Top of DATASET EXCERPTS
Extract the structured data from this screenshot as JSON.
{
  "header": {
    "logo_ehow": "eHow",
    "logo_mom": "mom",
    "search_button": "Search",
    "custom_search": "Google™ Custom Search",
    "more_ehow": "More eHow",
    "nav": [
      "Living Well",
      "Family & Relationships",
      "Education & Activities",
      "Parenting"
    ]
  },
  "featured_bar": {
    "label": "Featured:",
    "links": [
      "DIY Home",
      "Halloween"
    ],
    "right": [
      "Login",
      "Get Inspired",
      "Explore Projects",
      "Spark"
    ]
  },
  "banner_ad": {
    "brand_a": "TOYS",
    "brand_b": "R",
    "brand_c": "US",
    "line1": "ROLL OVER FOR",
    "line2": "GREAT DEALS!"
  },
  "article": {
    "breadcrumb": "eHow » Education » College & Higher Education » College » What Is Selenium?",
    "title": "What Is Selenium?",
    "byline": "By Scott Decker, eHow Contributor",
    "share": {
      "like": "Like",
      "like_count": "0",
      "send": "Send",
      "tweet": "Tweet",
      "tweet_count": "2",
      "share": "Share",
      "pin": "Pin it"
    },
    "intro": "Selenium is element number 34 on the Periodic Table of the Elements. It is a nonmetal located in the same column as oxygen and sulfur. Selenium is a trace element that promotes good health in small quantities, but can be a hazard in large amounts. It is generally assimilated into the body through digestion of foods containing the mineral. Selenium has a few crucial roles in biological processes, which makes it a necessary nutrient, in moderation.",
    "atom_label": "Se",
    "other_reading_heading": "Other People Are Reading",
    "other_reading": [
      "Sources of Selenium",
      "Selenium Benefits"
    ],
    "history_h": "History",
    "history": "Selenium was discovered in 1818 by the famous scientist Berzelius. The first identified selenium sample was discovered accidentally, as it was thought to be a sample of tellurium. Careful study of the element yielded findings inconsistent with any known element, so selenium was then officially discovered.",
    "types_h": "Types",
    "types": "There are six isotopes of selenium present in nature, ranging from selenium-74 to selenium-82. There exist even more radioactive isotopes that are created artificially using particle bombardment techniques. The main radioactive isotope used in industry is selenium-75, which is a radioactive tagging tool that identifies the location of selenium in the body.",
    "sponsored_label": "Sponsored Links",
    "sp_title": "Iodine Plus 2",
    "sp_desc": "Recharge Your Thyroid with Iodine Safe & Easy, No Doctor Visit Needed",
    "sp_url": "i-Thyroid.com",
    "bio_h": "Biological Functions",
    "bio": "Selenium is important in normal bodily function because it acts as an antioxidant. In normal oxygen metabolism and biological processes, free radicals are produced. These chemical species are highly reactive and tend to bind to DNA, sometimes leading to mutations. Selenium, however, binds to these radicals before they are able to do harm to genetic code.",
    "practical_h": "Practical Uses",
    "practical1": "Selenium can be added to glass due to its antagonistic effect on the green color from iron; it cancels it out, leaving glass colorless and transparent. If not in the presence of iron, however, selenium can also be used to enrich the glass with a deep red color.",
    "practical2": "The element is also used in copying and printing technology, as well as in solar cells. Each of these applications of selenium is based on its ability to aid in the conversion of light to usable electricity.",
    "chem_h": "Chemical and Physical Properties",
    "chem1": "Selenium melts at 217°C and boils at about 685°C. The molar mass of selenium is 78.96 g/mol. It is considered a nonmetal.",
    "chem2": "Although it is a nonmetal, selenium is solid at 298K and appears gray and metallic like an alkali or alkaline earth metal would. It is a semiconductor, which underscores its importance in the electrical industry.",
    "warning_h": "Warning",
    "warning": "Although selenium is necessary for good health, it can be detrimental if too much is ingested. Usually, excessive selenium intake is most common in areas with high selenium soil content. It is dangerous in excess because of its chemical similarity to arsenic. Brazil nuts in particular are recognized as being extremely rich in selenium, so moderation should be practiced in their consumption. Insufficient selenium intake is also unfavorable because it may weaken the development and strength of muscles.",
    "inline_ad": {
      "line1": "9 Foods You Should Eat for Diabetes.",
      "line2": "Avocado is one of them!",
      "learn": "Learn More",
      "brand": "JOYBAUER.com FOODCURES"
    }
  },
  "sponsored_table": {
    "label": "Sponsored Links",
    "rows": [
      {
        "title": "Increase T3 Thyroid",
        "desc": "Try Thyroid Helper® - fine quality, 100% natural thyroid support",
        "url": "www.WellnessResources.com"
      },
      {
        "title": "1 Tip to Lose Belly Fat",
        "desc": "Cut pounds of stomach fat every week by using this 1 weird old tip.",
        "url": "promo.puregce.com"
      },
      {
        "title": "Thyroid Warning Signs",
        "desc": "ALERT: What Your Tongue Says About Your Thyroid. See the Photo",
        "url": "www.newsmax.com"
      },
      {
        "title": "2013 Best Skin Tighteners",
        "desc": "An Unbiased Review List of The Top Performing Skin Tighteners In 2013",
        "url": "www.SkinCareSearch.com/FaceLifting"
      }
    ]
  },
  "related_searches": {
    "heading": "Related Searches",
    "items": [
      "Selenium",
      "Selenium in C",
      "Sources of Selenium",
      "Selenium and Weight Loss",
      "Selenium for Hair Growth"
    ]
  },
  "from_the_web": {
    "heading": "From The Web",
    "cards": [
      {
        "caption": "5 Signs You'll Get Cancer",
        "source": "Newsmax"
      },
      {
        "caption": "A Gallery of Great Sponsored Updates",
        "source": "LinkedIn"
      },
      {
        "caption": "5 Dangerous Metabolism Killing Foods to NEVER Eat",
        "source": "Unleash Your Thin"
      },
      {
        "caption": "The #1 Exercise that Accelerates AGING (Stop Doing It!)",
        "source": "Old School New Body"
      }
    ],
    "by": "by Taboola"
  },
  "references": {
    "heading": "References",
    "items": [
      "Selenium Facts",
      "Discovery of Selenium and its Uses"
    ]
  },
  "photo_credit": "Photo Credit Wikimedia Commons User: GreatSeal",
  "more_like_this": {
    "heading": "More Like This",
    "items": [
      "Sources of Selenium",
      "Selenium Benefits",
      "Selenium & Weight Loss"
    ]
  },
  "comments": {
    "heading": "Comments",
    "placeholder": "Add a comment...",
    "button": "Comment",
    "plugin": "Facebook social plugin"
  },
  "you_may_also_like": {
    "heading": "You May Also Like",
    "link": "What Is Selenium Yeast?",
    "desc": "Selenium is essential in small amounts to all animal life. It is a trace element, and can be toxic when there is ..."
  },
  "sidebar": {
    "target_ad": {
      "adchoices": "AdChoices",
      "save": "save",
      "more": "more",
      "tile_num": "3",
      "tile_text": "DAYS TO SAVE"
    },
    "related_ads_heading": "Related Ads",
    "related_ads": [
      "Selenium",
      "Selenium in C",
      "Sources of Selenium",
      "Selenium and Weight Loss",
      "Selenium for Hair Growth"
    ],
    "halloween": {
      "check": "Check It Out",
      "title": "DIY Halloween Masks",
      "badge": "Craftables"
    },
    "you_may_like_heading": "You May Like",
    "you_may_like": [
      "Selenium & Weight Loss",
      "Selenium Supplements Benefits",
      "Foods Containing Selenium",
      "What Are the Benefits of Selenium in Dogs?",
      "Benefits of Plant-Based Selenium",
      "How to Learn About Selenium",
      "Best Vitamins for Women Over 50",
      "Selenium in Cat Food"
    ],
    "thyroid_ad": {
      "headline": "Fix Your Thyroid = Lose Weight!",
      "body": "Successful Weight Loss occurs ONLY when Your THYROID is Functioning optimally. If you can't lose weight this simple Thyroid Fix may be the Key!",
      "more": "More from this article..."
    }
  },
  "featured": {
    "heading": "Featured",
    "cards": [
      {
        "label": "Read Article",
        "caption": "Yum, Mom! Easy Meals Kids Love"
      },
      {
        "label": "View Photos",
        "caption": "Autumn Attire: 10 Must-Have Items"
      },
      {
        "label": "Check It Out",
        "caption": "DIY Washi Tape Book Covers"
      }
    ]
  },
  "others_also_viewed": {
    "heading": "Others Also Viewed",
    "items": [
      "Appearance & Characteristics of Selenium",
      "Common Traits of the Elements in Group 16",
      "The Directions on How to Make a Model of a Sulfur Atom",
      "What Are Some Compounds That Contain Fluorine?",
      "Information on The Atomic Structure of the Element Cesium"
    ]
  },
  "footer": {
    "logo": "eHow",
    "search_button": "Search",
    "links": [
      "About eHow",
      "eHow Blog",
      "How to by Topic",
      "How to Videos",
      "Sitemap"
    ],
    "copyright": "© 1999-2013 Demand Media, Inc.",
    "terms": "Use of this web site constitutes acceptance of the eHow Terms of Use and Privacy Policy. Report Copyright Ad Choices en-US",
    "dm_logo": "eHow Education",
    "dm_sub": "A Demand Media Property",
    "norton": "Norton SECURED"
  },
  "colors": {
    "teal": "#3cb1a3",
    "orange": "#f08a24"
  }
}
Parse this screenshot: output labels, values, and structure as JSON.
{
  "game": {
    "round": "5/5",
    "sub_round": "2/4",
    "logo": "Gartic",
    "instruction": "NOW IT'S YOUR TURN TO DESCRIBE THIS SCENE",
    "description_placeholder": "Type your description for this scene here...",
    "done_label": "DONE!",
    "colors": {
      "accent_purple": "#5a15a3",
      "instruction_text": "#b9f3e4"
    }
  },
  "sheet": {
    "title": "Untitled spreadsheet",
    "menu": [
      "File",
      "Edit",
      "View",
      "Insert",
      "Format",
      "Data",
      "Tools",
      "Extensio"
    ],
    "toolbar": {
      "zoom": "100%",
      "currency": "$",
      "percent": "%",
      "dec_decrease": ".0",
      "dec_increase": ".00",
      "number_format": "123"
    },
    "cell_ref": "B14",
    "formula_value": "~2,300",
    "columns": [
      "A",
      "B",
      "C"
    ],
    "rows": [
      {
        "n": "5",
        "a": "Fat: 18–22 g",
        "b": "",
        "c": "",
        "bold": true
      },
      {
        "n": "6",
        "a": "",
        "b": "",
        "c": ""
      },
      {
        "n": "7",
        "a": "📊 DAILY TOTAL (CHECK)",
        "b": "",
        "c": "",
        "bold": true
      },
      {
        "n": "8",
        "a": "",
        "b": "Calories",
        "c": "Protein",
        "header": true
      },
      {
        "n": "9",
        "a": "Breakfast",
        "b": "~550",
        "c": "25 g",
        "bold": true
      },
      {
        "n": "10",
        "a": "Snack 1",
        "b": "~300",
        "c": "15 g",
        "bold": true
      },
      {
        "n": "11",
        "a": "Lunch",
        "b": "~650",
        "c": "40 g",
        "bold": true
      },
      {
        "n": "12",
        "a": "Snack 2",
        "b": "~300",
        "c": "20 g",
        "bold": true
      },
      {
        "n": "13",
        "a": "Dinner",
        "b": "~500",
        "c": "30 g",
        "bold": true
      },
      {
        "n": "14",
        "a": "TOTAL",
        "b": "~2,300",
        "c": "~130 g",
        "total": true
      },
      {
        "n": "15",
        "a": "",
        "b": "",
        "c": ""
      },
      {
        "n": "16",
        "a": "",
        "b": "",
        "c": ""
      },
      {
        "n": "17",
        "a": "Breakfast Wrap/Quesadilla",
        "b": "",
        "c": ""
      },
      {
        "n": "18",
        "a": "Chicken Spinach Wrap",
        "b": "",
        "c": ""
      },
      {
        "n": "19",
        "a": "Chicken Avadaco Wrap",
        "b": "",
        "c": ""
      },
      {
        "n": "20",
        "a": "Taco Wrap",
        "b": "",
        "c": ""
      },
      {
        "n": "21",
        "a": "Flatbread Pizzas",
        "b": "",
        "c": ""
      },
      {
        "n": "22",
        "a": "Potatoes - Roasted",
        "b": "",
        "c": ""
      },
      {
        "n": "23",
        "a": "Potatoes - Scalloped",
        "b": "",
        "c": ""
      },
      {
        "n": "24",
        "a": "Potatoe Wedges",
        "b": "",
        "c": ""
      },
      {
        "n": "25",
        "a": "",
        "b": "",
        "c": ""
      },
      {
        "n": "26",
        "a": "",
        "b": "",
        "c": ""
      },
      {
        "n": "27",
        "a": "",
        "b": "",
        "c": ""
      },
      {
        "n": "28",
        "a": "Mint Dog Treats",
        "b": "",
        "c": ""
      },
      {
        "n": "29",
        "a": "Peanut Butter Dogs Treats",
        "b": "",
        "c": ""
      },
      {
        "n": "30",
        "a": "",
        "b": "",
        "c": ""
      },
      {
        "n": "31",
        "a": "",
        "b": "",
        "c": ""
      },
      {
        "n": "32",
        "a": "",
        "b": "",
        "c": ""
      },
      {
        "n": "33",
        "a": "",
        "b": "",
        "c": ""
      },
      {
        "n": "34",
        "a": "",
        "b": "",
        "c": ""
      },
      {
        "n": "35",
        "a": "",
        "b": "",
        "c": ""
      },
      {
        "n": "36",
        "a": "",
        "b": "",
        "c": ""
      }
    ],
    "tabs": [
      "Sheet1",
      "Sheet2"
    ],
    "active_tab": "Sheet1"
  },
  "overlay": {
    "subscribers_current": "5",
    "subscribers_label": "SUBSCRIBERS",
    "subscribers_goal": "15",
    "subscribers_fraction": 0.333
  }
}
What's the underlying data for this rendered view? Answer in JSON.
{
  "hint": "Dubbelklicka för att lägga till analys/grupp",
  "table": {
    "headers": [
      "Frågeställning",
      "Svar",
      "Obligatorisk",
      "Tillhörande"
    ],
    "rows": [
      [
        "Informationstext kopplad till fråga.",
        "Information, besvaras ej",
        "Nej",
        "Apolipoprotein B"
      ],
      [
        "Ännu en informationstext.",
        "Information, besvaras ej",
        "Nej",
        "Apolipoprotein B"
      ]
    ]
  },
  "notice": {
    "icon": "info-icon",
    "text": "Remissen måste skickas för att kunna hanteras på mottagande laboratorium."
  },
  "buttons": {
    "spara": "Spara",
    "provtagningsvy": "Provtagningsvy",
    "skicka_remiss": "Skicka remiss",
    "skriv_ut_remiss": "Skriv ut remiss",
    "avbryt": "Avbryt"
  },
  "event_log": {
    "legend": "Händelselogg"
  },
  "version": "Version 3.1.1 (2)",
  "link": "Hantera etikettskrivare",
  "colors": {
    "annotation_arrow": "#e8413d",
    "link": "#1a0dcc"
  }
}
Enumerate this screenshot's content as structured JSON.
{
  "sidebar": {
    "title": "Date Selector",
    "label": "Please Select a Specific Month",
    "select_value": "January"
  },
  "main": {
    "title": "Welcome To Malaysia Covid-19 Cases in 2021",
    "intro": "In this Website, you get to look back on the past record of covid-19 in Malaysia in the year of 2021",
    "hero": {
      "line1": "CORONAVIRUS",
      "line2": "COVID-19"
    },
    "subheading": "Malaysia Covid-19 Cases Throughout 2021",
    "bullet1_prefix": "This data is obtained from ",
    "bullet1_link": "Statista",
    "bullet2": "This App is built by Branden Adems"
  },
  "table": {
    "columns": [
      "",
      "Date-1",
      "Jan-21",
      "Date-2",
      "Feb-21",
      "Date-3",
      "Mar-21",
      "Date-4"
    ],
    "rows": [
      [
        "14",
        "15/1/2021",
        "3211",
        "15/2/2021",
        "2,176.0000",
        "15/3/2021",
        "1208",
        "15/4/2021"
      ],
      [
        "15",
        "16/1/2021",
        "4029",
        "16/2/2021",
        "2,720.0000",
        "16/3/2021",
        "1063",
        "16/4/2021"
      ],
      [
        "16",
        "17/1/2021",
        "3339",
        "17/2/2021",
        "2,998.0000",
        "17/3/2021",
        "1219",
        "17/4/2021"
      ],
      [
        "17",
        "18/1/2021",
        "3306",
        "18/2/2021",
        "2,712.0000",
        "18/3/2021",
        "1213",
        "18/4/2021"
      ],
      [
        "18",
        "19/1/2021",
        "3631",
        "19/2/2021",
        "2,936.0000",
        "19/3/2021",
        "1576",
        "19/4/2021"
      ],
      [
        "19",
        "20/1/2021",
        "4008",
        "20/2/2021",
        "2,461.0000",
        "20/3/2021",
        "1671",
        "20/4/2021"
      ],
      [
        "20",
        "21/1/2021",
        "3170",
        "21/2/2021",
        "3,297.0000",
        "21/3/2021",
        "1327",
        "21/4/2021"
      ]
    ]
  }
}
Bottom of DATASET EXCERPTS
Search the listing for the word "Dogs", and copy every line in which it is found.

      "What Are the Benefits of Selenium in Dogs?",
        "a": "Peanut Butter Dogs Treats",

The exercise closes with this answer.